We will have hundreds of console users. Each console operator will be responsible only for their site's systems. Using the latest version 9 release, 9.0.777, what is the easiest way to do this. I'm thinking of creating a special site only to hold groupsthat target each site and then use a combination of sites and roles. Also would like to use the LDAP groups option so that operators are automatically created and assigned the correct rights the first time they log in. So I guess I'm asking, what's the best way to use groups, roles, sites and LDAP groups to do this and make it as easy as possible for us. Maybe an example would spell this out better? Key for us is we want to make sure no console operator has the ability to add more systems to their purview unless they automatically fall into the groups we create. Hence why I want to create these special groups in an area that are not accessable by anyone except the main IEM admins. Thanks in advance!

DATA SHOWN:

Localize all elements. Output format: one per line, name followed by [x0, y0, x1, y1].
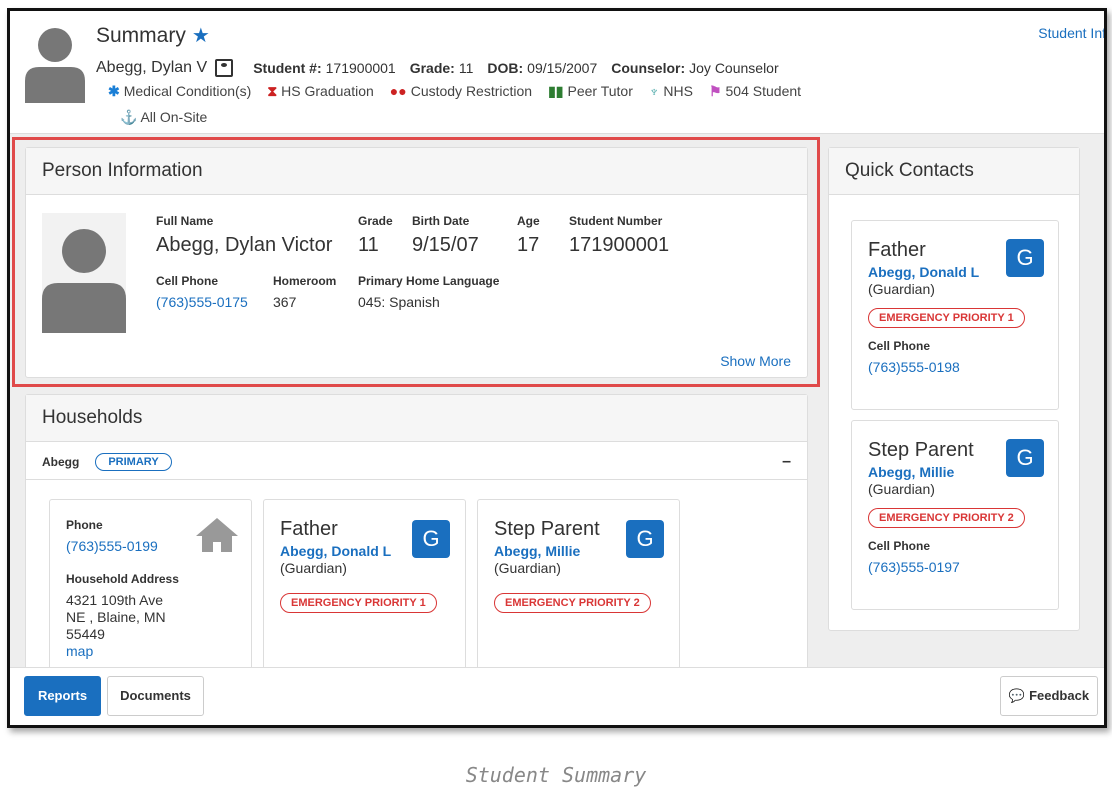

TASK DIRECTIONS: In the post about console operator permissions, which release does the writer plan to use?

RESULT OF THE TASK: The latest version 9 release, 9.0.777.